Find the lines that contain the word "subtitle" and copy each one.

Stored data
-*-*-

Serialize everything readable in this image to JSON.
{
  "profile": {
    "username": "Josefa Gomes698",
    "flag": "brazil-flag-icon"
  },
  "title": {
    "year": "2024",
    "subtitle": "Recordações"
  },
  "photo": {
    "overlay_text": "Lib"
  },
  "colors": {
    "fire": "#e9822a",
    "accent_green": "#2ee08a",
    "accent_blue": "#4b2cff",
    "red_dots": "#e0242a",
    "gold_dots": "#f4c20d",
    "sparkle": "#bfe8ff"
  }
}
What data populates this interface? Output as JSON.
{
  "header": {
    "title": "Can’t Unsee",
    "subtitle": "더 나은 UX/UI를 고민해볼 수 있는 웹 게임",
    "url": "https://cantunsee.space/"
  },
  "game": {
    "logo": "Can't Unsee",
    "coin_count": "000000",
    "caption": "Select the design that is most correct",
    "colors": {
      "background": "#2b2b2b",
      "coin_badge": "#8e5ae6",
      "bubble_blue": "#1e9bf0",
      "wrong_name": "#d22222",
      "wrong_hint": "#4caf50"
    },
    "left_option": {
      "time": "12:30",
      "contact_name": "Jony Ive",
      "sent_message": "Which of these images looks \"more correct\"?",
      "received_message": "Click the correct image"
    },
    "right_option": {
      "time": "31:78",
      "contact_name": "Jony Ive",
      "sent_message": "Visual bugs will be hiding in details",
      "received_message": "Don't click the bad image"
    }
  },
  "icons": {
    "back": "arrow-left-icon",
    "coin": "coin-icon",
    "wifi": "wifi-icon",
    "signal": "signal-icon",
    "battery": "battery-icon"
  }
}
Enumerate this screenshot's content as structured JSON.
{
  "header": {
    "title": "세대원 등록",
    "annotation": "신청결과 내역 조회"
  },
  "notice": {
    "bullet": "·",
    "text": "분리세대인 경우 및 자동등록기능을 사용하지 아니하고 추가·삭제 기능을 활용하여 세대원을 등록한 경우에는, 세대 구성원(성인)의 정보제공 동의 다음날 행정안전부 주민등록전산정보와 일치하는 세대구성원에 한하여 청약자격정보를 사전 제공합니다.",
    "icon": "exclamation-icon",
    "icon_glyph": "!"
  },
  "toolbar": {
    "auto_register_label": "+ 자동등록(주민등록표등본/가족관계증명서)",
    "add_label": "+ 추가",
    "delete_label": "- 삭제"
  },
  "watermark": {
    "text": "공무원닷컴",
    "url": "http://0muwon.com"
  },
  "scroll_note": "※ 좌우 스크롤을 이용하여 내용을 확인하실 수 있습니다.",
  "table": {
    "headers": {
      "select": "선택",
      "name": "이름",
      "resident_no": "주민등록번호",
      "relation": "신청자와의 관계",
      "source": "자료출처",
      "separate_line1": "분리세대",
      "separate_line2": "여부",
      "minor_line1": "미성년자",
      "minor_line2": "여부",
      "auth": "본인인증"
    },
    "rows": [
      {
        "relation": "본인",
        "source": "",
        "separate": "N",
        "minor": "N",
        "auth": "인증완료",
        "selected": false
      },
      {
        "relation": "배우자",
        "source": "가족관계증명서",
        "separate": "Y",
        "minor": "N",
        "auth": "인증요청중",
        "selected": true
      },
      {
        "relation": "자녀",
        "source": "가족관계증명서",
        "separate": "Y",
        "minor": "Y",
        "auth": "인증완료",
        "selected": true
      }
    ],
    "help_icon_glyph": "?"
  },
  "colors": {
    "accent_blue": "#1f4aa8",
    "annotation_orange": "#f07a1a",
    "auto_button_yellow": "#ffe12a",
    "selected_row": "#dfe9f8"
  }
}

-*-*-

**Solution below:**
    "subtitle": "Recordações"
    "subtitle": "더 나은 UX/UI를 고민해볼 수 있는 웹 게임",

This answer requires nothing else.